▶ [Material supplied]:
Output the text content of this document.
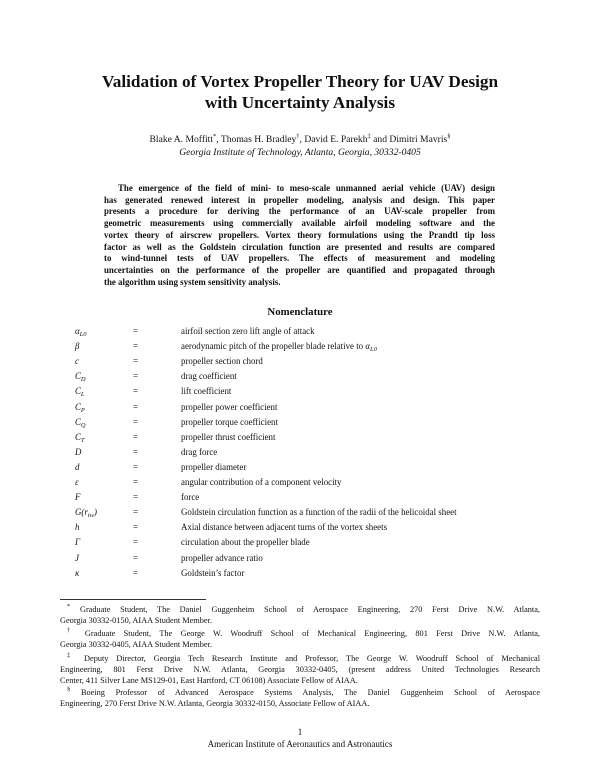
Validation of Vortex Propeller Theory for UAV Design
with Uncertainty Analysis
Blake A. Moffitt*, Thomas H. Bradley†, David E. Parekh‡ and Dimitri Mavris§
Georgia Institute of Technology, Atlanta, Georgia, 30332-0405
The emergence of the field of mini- to meso-scale unmanned aerial vehicle (UAV) design
has generated renewed interest in propeller modeling, analysis and design. This paper
presents a procedure for deriving the performance of an UAV-scale propeller from
geometric measurements using commercially available airfoil modeling software and the
vortex theory of airscrew propellers. Vortex theory formulations using the Prandtl tip loss
factor as well as the Goldstein circulation function are presented and results are compared
to wind-tunnel tests of UAV propellers. The effects of measurement and modeling
uncertainties on the performance of the propeller are quantified and propagated through
the algorithm using system sensitivity analysis.
Nomenclature
$\alpha_{L0}$	=	airfoil section zero lift angle of attack
β	=	aerodynamic pitch of the propeller blade relative to $\alpha_{L0}$
c	=	propeller section chord
$C_D$	=	drag coefficient
$C_L$	=	lift coefficient
$C_P$	=	propeller power coefficient
$C_Q$	=	propeller torque coefficient
$C_T$	=	propeller thrust coefficient
D	=	drag force
d	=	propeller diameter
ε	=	angular contribution of a component velocity
F	=	force
$G(r_{tw})$	=	Goldstein circulation function as a function of the radii of the helicoidal sheet
h	=	Axial distance between adjacent turns of the vortex sheets
Γ	=	circulation about the propeller blade
J	=	propeller advance ratio
κ	=	Goldstein’s factor
* Graduate Student, The Daniel Guggenheim School of Aerospace Engineering, 270 Ferst Drive N.W. Atlanta,
Georgia 30332-0150, AIAA Student Member.
† Graduate Student, The George W. Woodruff School of Mechanical Engineering, 801 Ferst Drive N.W. Atlanta,
Georgia 30332-0405, AIAA Student Member.
‡ Deputy Director, Georgia Tech Research Institute and Professor, The George W. Woodruff School of Mechanical
Engineering, 801 Ferst Drive N.W. Atlanta, Georgia 30332-0405, (present address United Technologies Research
Center, 411 Silver Lane MS129-01, East Hartford, CT 06108) Associate Fellow of AIAA.
§ Boeing Professor of Advanced Aerospace Systems Analysis, The Daniel Guggenheim School of Aerospace
Engineering, 270 Ferst Drive N.W. Atlanta, Georgia 30332-0150, Associate Fellow of AIAA.
1
American Institute of Aeronautics and Astronautics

▶ [Goal of the exercise]:
Repeat all the records above exactly, leaving out any pictures.

▶ [Answer for the task]:
Output the text content of this document.
Validation of Vortex Propeller Theory for UAV Design
with Uncertainty Analysis
Blake A. Moffitt*, Thomas H. Bradley†, David E. Parekh‡ and Dimitri Mavris§
Georgia Institute of Technology, Atlanta, Georgia, 30332-0405
The emergence of the field of mini- to meso-scale unmanned aerial vehicle (UAV) design
has generated renewed interest in propeller modeling, analysis and design. This paper
presents a procedure for deriving the performance of an UAV-scale propeller from
geometric measurements using commercially available airfoil modeling software and the
vortex theory of airscrew propellers. Vortex theory formulations using the Prandtl tip loss
factor as well as the Goldstein circulation function are presented and results are compared
to wind-tunnel tests of UAV propellers. The effects of measurement and modeling
uncertainties on the performance of the propeller are quantified and propagated through
the algorithm using system sensitivity analysis.
Nomenclature
$\alpha_{L0}$	=	airfoil section zero lift angle of attack
β	=	aerodynamic pitch of the propeller blade relative to $\alpha_{L0}$
c	=	propeller section chord
$C_D$	=	drag coefficient
$C_L$	=	lift coefficient
$C_P$	=	propeller power coefficient
$C_Q$	=	propeller torque coefficient
$C_T$	=	propeller thrust coefficient
D	=	drag force
d	=	propeller diameter
ε	=	angular contribution of a component velocity
F	=	force
$G(r_{tw})$	=	Goldstein circulation function as a function of the radii of the helicoidal sheet
h	=	Axial distance between adjacent turns of the vortex sheets
Γ	=	circulation about the propeller blade
J	=	propeller advance ratio
κ	=	Goldstein’s factor
* Graduate Student, The Daniel Guggenheim School of Aerospace Engineering, 270 Ferst Drive N.W. Atlanta,
Georgia 30332-0150, AIAA Student Member.
† Graduate Student, The George W. Woodruff School of Mechanical Engineering, 801 Ferst Drive N.W. Atlanta,
Georgia 30332-0405, AIAA Student Member.
‡ Deputy Director, Georgia Tech Research Institute and Professor, The George W. Woodruff School of Mechanical
Engineering, 801 Ferst Drive N.W. Atlanta, Georgia 30332-0405, (present address United Technologies Research
Center, 411 Silver Lane MS129-01, East Hartford, CT 06108) Associate Fellow of AIAA.
§ Boeing Professor of Advanced Aerospace Systems Analysis, The Daniel Guggenheim School of Aerospace
Engineering, 270 Ferst Drive N.W. Atlanta, Georgia 30332-0150, Associate Fellow of AIAA.
1
American Institute of Aeronautics and Astronautics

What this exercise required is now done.